## What is being asked
Select the lines that hold the word "kernel" and copy each one.
── Records for the task
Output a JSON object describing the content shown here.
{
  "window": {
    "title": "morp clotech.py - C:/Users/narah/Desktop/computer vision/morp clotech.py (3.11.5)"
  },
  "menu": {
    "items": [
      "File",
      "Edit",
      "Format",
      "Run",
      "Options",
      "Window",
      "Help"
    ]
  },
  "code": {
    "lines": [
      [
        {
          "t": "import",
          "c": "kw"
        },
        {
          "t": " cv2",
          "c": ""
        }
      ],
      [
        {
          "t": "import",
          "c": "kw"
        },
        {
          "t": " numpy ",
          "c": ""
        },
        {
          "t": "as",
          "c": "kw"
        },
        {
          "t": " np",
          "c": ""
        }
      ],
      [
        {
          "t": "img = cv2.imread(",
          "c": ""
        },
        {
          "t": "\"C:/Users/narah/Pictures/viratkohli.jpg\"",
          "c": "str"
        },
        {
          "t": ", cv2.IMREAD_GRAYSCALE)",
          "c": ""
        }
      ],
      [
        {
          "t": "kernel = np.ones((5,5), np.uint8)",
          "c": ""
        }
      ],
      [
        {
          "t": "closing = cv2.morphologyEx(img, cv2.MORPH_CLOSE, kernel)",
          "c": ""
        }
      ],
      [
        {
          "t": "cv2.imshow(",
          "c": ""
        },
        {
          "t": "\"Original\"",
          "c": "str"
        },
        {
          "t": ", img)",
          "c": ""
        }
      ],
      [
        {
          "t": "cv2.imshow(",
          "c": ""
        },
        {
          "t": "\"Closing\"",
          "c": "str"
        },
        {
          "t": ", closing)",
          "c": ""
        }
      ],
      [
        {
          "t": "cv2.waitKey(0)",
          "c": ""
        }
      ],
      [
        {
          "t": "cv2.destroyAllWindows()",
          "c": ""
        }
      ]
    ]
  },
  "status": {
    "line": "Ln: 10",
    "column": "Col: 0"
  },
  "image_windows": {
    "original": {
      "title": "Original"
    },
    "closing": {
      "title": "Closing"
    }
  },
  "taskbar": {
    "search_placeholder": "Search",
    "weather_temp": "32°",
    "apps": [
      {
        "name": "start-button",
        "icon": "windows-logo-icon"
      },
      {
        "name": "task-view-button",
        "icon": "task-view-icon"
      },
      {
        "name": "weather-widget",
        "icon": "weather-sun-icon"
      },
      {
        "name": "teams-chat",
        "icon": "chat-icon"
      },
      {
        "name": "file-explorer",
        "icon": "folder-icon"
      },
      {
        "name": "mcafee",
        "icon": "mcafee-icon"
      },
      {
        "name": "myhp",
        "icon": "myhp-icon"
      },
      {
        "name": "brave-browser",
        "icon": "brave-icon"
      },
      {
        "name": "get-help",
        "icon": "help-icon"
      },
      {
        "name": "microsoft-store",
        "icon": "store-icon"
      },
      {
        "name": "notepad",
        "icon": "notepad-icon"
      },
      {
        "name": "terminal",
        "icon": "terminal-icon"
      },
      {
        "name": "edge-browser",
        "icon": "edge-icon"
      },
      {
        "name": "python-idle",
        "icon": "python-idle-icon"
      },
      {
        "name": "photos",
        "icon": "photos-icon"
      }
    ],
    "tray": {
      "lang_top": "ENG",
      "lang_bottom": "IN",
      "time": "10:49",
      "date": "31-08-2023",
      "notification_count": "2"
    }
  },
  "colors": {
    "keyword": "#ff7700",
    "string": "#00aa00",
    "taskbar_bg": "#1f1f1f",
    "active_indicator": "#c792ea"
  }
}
────
## Answer to this task
          "t": "kernel = np.ones((5,5), np.uint8)",
          "t": "closing = cv2.morphologyEx(img, cv2.MORPH_CLOSE, kernel)",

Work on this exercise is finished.